The task →
Output every line of the material below as a Markdown table with the columns "Row" and "Line," numbering the rows and skipping blank lines. Leave the pictures out of the table.

Extracted entries →
════════

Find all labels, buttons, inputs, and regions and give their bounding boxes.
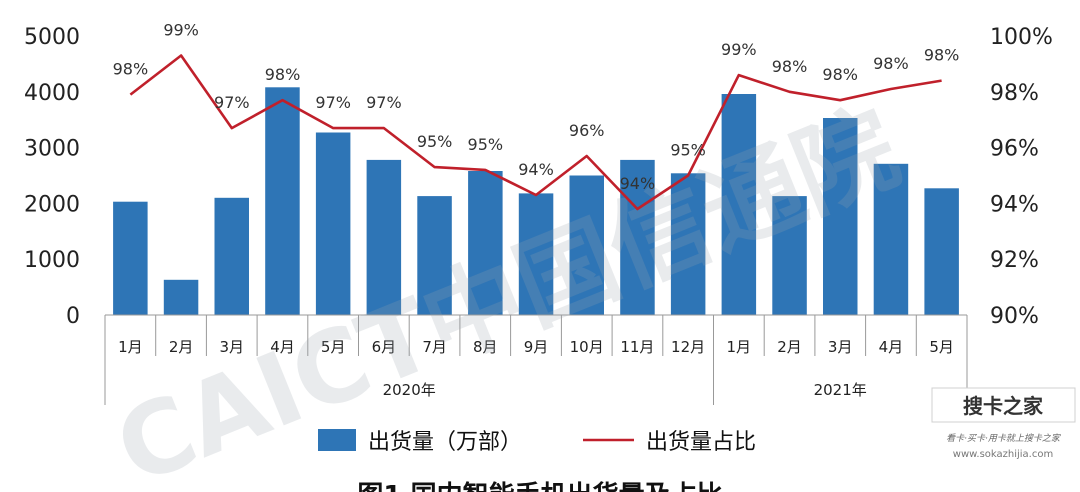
- bar-5: [315, 132, 351, 315]
- bar-2: [163, 279, 199, 315]
- left-axis-tick-label: 4000: [24, 81, 80, 106]
- left-axis-tick-label: 1000: [24, 248, 80, 273]
- category-tick-label: 9月: [524, 338, 549, 356]
- left-axis-tick-label: 5000: [24, 25, 80, 50]
- figure-caption: 图1 国内智能手机出货量及占比: [357, 480, 722, 492]
- share-data-label: 96%: [569, 121, 605, 140]
- corner-logo-name: 搜卡之家: [963, 394, 1044, 418]
- bar-10: [569, 175, 604, 315]
- right-axis-tick-label: 96%: [990, 137, 1039, 162]
- category-tick-label: 1月: [727, 338, 752, 356]
- category-tick-label: 2月: [169, 338, 194, 356]
- category-tick-label: 4月: [879, 338, 904, 356]
- category-tick-label: 10月: [570, 338, 604, 356]
- right-axis-tick-label: 100%: [990, 25, 1053, 50]
- left-axis-tick-label: 3000: [24, 137, 80, 162]
- legend-label-line: 出货量占比: [646, 430, 756, 455]
- bar-6: [366, 159, 402, 315]
- category-tick-label: 6月: [372, 338, 397, 356]
- bar-4: [265, 87, 300, 315]
- share-data-label: 98%: [924, 46, 960, 65]
- bar-1: [113, 201, 148, 315]
- year-group-label: 2021年: [814, 381, 867, 399]
- category-tick-label: 1月: [118, 338, 143, 356]
- bar-14: [772, 196, 807, 315]
- category-tick-label: 3月: [220, 338, 245, 356]
- share-data-label: 98%: [772, 57, 808, 76]
- category-tick-label: 8月: [473, 338, 498, 356]
- category-tick-label: 11月: [620, 338, 654, 356]
- share-data-label: 97%: [315, 93, 351, 112]
- bar-15: [823, 118, 858, 315]
- bar-9: [518, 193, 554, 315]
- category-tick-label: 4月: [270, 338, 295, 356]
- left-axis-tick-label: 2000: [24, 192, 80, 217]
- share-data-label: 94%: [518, 160, 554, 179]
- category-tick-label: 12月: [671, 338, 705, 356]
- share-data-label: 94%: [620, 174, 656, 193]
- left-axis-tick-label: 0: [66, 304, 80, 329]
- bar-11: [620, 159, 655, 315]
- bar-16: [873, 163, 909, 315]
- share-data-label: 95%: [468, 135, 504, 154]
- bar-8: [468, 171, 503, 315]
- bar-12: [670, 173, 706, 315]
- share-line: [129, 54, 942, 211]
- share-data-label: 98%: [822, 65, 858, 84]
- share-data-label: 98%: [113, 60, 149, 79]
- right-axis-tick-label: 98%: [990, 81, 1039, 106]
- corner-logo-box: [931, 387, 1076, 423]
- bar-7: [417, 196, 452, 315]
- corner-logo-url: www.sokazhijia.com: [953, 449, 1053, 460]
- legend-label-bar: 出货量（万部）: [368, 430, 522, 455]
- year-group-label: 2020年: [383, 381, 436, 399]
- category-tick-label: 5月: [929, 338, 954, 356]
- bar-13: [721, 94, 757, 315]
- right-axis-tick-label: 92%: [990, 248, 1039, 273]
- right-axis-tick-label: 94%: [990, 192, 1039, 217]
- category-tick-label: 3月: [828, 338, 853, 356]
- category-tick-label: 7月: [422, 338, 447, 356]
- share-data-label: 98%: [873, 54, 909, 73]
- share-data-label: 98%: [265, 65, 301, 84]
- share-data-label: 95%: [670, 141, 706, 160]
- bar-3: [214, 197, 249, 315]
- share-data-label: 95%: [417, 132, 453, 151]
- corner-logo-tagline: 看卡·买卡·用卡就上搜卡之家: [946, 433, 1061, 444]
- share-data-label: 99%: [721, 40, 757, 59]
- category-tick-label: 2月: [777, 338, 802, 356]
- legend-swatch-bar: [318, 429, 356, 451]
- share-data-label: 99%: [163, 21, 199, 40]
- right-axis-tick-label: 90%: [990, 304, 1039, 329]
- share-data-label: 97%: [214, 93, 250, 112]
- share-data-label: 97%: [366, 93, 402, 112]
- bar-17: [924, 188, 959, 315]
- category-tick-label: 5月: [321, 338, 346, 356]
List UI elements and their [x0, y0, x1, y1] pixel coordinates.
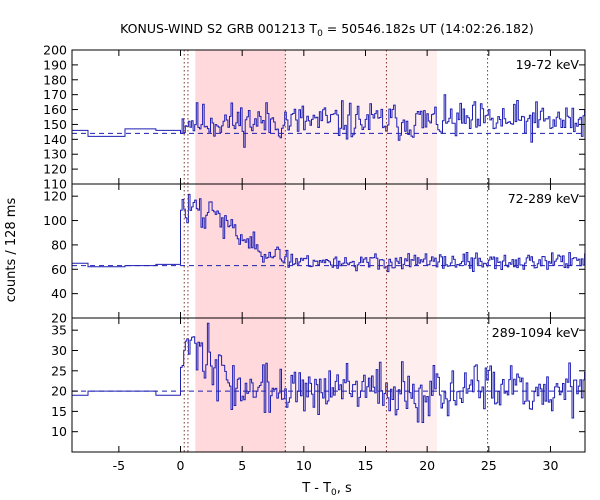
- y-tick-label: 15: [51, 404, 67, 419]
- y-tick-label: 180: [43, 72, 67, 87]
- light-curve-series: [72, 193, 586, 273]
- y-tick-label: 140: [43, 132, 67, 147]
- y-tick-label: 35: [51, 323, 67, 338]
- x-tick-label: 10: [296, 458, 312, 473]
- x-axis-label-subscript: 0: [331, 488, 337, 498]
- y-tick-label: 120: [43, 189, 67, 204]
- panel-2: [72, 322, 586, 423]
- panel-energy-label: 19-72 keV: [516, 57, 580, 72]
- y-tick-label: 100: [43, 213, 67, 228]
- y-tick-label: 25: [51, 363, 67, 378]
- y-tick-label: 130: [43, 147, 67, 162]
- chart-title-rest: = 50546.182s UT (14:02:26.182): [323, 21, 534, 36]
- panel-energy-label: 289-1094 keV: [492, 325, 580, 340]
- panel-energy-label: 72-289 keV: [508, 191, 580, 206]
- x-tick-label: 5: [238, 458, 246, 473]
- x-tick-label: 25: [481, 458, 497, 473]
- y-tick-label: 170: [43, 87, 67, 102]
- y-tick-label: 20: [51, 311, 67, 326]
- shaded-region-1: [285, 50, 438, 452]
- panel-frame-2: [71, 317, 586, 453]
- panel-0: [72, 94, 586, 148]
- y-tick-label: 200: [43, 43, 67, 58]
- y-tick-label: 160: [43, 102, 67, 117]
- y-tick-label: 190: [43, 57, 67, 72]
- y-tick-label: 60: [51, 262, 67, 277]
- x-axis-label: T - T0, s: [301, 481, 352, 498]
- x-tick-label: 30: [543, 458, 559, 473]
- chart-title-main: KONUS-WIND S2 GRB 001213 T: [120, 21, 317, 36]
- light-curve-series: [72, 94, 586, 148]
- y-tick-label: 150: [43, 117, 67, 132]
- light-curve-series: [72, 322, 586, 423]
- y-tick-label: 80: [51, 237, 67, 252]
- x-tick-label: 15: [358, 458, 374, 473]
- y-tick-label: 20: [51, 384, 67, 399]
- chart-title-subscript: 0: [317, 29, 323, 39]
- y-tick-label: 110: [43, 177, 67, 192]
- x-axis-label-rest: , s: [337, 481, 352, 496]
- y-tick-label: 10: [51, 424, 67, 439]
- chart-title: KONUS-WIND S2 GRB 001213 T0 = 50546.182s…: [120, 21, 534, 39]
- y-tick-label: 40: [51, 286, 67, 301]
- x-axis-label-main: T - T: [301, 481, 331, 496]
- y-tick-label: 30: [51, 343, 67, 358]
- panel-1: [72, 193, 586, 273]
- light-curve-panels: [72, 94, 586, 423]
- vertical-marker-lines: [183, 50, 489, 452]
- x-tick-label: -5: [113, 458, 125, 473]
- y-tick-label: 120: [43, 162, 67, 177]
- x-tick-label: 20: [419, 458, 435, 473]
- shaded-intervals: [195, 50, 438, 452]
- x-tick-label: 0: [177, 458, 185, 473]
- y-axis-label: counts / 128 ms: [4, 198, 19, 303]
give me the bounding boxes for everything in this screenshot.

════════

Solved problem →
| Row | Line |
|---|---|
| 1 | Find all labels, buttons, inputs, and regions and give their bounding boxes. |
| 2 | - bar-5: [315, 132, 351, 315] |
| 3 | - bar-2: [163, 279, 199, 315] |
| 4 | - left-axis-tick-label: 4000: [24, 81, 80, 106] |
| 5 | - left-axis-tick-label: 1000: [24, 248, 80, 273] |
| 6 | - category-tick-label: 9月: [524, 338, 549, 356] |
| 7 | - left-axis-tick-label: 5000: [24, 25, 80, 50] |
| 8 | - figure-caption: 图1 国内智能手机出货量及占比: [357, 480, 722, 492] |
| 9 | - share-data-label: 96%: [569, 121, 605, 140] |
| 10 | - corner-logo-name: 搜卡之家: [963, 394, 1044, 418] |
| 11 | - bar-10: [569, 175, 604, 315] |
| 12 | - right-axis-tick-label: 96%: [990, 137, 1039, 162] |
| 13 | - category-tick-label: 1月: [727, 338, 752, 356] |
| 14 | - category-tick-label: 2月: [169, 338, 194, 356] |
| 15 | - category-tick-label: 4月: [879, 338, 904, 356] |
| 16 | - category-tick-label: 10月: [570, 338, 604, 356] |
| 17 | - right-axis-tick-label: 100%: [990, 25, 1053, 50] |
| 18 | - left-axis-tick-label: 3000: [24, 137, 80, 162] |
| 19 | - legend-label-line: 出货量占比: [646, 430, 756, 455] |
| 20 | - bar-6: [366, 159, 402, 315] |
| 21 | - category-tick-label: 6月: [372, 338, 397, 356] |
| 22 | - bar-4: [265, 87, 300, 315] |
| 23 | - share-data-label: 98%: [924, 46, 960, 65] |
| 24 | - bar-1: [113, 201, 148, 315] |
| 25 | - year-group-label: 2021年: [814, 381, 867, 399] |
| 26 | - category-tick-label: 1月: [118, 338, 143, 356] |
| 27 | - bar-14: [772, 196, 807, 315] |
| 28 | - category-tick-label: 3月: [220, 338, 245, 356] |
| 29 | - share-data-label: 98%: [772, 57, 808, 76] |
| 30 | - category-tick-label: 8月: [473, 338, 498, 356] |
| 31 | - category-tick-label: 11月: [620, 338, 654, 356] |
| 32 | - share-data-label: 97%: [315, 93, 351, 112] |
| 33 | - bar-15: [823, 118, 858, 315] |
| 34 | - bar-9: [518, 193, 554, 315] |
| 35 | - category-tick-label: 4月: [270, 338, 295, 356] |
| 36 | - left-axis-tick-label: 2000: [24, 192, 80, 217] |
| 37 | - share-data-label: 94%: [518, 160, 554, 179] |
| 38 | - category-tick-label: 12月: [671, 338, 705, 356] |
| 39 | - share-data-label: 94%: [620, 174, 656, 193] |
| 40 | - left-axis-tick-label: 0: [66, 304, 80, 329] |
| 41 | - bar-11: [620, 159, 655, 315] |
| 42 | - bar-16: [873, 163, 909, 315] |
| 43 | - share-data-label: 95%: [468, 135, 504, 154] |
| 44 | - bar-8: [468, 171, 503, 315] |
| 45 | - bar-12: [670, 173, 706, 315] |
| 46 | - share-line: [129, 54, 942, 211] |
| 47 | - share-data-label: 98%: [822, 65, 858, 84] |
| 48 | - share-data-label: 98%: [113, 60, 149, 79] |
| 49 | - right-axis-tick-label: 98%: [990, 81, 1039, 106] |
| 50 | - corner-logo-box: [931, 387, 1076, 423] |
| 51 | - bar-7: [417, 196, 452, 315] |
| 52 | - corner-logo-url: www.sokazhijia.com: [953, 449, 1053, 460] |
| 53 | - legend-label-bar: 出货量（万部）: [368, 430, 522, 455] |
| 54 | - year-group-label: 2020年: [383, 381, 436, 399] |
| 55 | - category-tick-label: 5月: [929, 338, 954, 356] |
| 56 | - bar-13: [721, 94, 757, 315] |
| 57 | - right-axis-tick-label: 92%: [990, 248, 1039, 273] |
| 58 | - right-axis-tick-label: 94%: [990, 192, 1039, 217] |
| 59 | - category-tick-label: 3月: [828, 338, 853, 356] |
| 60 | - category-tick-label: 7月: [422, 338, 447, 356] |
| 61 | - share-data-label: 98%: [873, 54, 909, 73] |
| 62 | - share-data-label: 98%: [265, 65, 301, 84] |
| 63 | - share-data-label: 95%: [670, 141, 706, 160] |
| 64 | - bar-3: [214, 197, 249, 315] |
| 65 | - share-data-label: 95%: [417, 132, 453, 151] |
| 66 | - corner-logo-tagline: 看卡·买卡·用卡就上搜卡之家: [946, 433, 1061, 444] |
| 67 | - share-data-label: 99%: [721, 40, 757, 59] |
| 68 | - category-tick-label: 2月: [777, 338, 802, 356] |
| 69 | - legend-swatch-bar: [318, 429, 356, 451] |
| 70 | - share-data-label: 99%: [163, 21, 199, 40] |
| 71 | - right-axis-tick-label: 90%: [990, 304, 1039, 329] |
| 72 | - share-data-label: 97%: [214, 93, 250, 112] |
| 73 | - share-data-label: 97%: [366, 93, 402, 112] |
| 74 | - bar-17: [924, 188, 959, 315] |
| 75 | - category-tick-label: 5月: [321, 338, 346, 356] |
| 76 | List UI elements and their [x0, y0, x1, y1] pixel coordinates. |
| 77 | - y-tick-label: 15: [51, 404, 67, 419] |
| 78 | - y-tick-label: 180: [43, 72, 67, 87] |
| 79 | - light-curve-series: [72, 193, 586, 273] |
| 80 | - y-tick-label: 140: [43, 132, 67, 147] |
| 81 | - y-tick-label: 35: [51, 323, 67, 338] |
| 82 | - x-tick-label: 10: [296, 458, 312, 473] |
| 83 | - x-axis-label-subscript: 0: [331, 488, 337, 498] |
| 84 | - y-tick-label: 120: [43, 189, 67, 204] |
| 85 | - panel-2: [72, 322, 586, 423] |
| 86 | - panel-energy-label: 19-72 keV: [516, 57, 580, 72] |
| 87 | - y-tick-label: 100: [43, 213, 67, 228] |
| 88 | - y-tick-label: 25: [51, 363, 67, 378] |
| 89 | - y-tick-label: 130: [43, 147, 67, 162] |
| 90 | - chart-title-rest: = 50546.182s UT (14:02:26.182): [323, 21, 534, 36] |
| 91 | - panel-energy-label: 289-1094 keV: [492, 325, 580, 340] |
| 92 | - panel-energy-label: 72-289 keV: [508, 191, 580, 206] |
| 93 | - x-tick-label: 5: [238, 458, 246, 473] |
| 94 | - x-tick-label: 25: [481, 458, 497, 473] |
| 95 | - y-tick-label: 170: [43, 87, 67, 102] |
| 96 | - y-tick-label: 20: [51, 311, 67, 326] |
| 97 | - shaded-region-1: [285, 50, 438, 452] |
| 98 | - panel-frame-2: [71, 317, 586, 453] |
| 99 | - panel-0: [72, 94, 586, 148] |
| 100 | - y-tick-label: 200: [43, 43, 67, 58] |
| 101 | - y-tick-label: 160: [43, 102, 67, 117] |
| 102 | - y-tick-label: 190: [43, 57, 67, 72] |
| 103 | - y-tick-label: 60: [51, 262, 67, 277] |
| 104 | - x-axis-label: T - T0, s: [301, 481, 352, 498] |
| 105 | - x-tick-label: 30: [543, 458, 559, 473] |
| 106 | - chart-title-main: KONUS-WIND S2 GRB 001213 T: [120, 21, 317, 36] |
| 107 | - light-curve-series: [72, 94, 586, 148] |
| 108 | - y-tick-label: 150: [43, 117, 67, 132] |
| 109 | - light-curve-series: [72, 322, 586, 423] |
| 110 | - y-tick-label: 80: [51, 237, 67, 252] |
| 111 | - x-tick-label: 15: [358, 458, 374, 473] |
| 112 | - y-tick-label: 20: [51, 384, 67, 399] |
| 113 | - chart-title-subscript: 0: [317, 29, 323, 39] |
| 114 | - y-tick-label: 110: [43, 177, 67, 192] |
| 115 | - x-axis-label-rest: , s: [337, 481, 352, 496] |
| 116 | - y-tick-label: 10: [51, 424, 67, 439] |
| 117 | - chart-title: KONUS-WIND S2 GRB 001213 T0 = 50546.182s…: [120, 21, 534, 39] |
| 118 | - y-tick-label: 40: [51, 286, 67, 301] |
| 119 | - x-axis-label-main: T - T: [301, 481, 331, 496] |
| 120 | - y-tick-label: 30: [51, 343, 67, 358] |
| 121 | - panel-1: [72, 193, 586, 273] |
| 122 | - light-curve-panels: [72, 94, 586, 423] |
| 123 | - vertical-marker-lines: [183, 50, 489, 452] |
| 124 | - x-tick-label: -5: [113, 458, 125, 473] |
| 125 | - y-tick-label: 120: [43, 162, 67, 177] |
| 126 | - x-tick-label: 20: [419, 458, 435, 473] |
| 127 | - shaded-intervals: [195, 50, 438, 452] |
| 128 | - x-tick-label: 0: [177, 458, 185, 473] |
| 129 | - y-axis-label: counts / 128 ms: [4, 198, 19, 303] |
| 130 | give me the bounding boxes for everything in this screenshot. |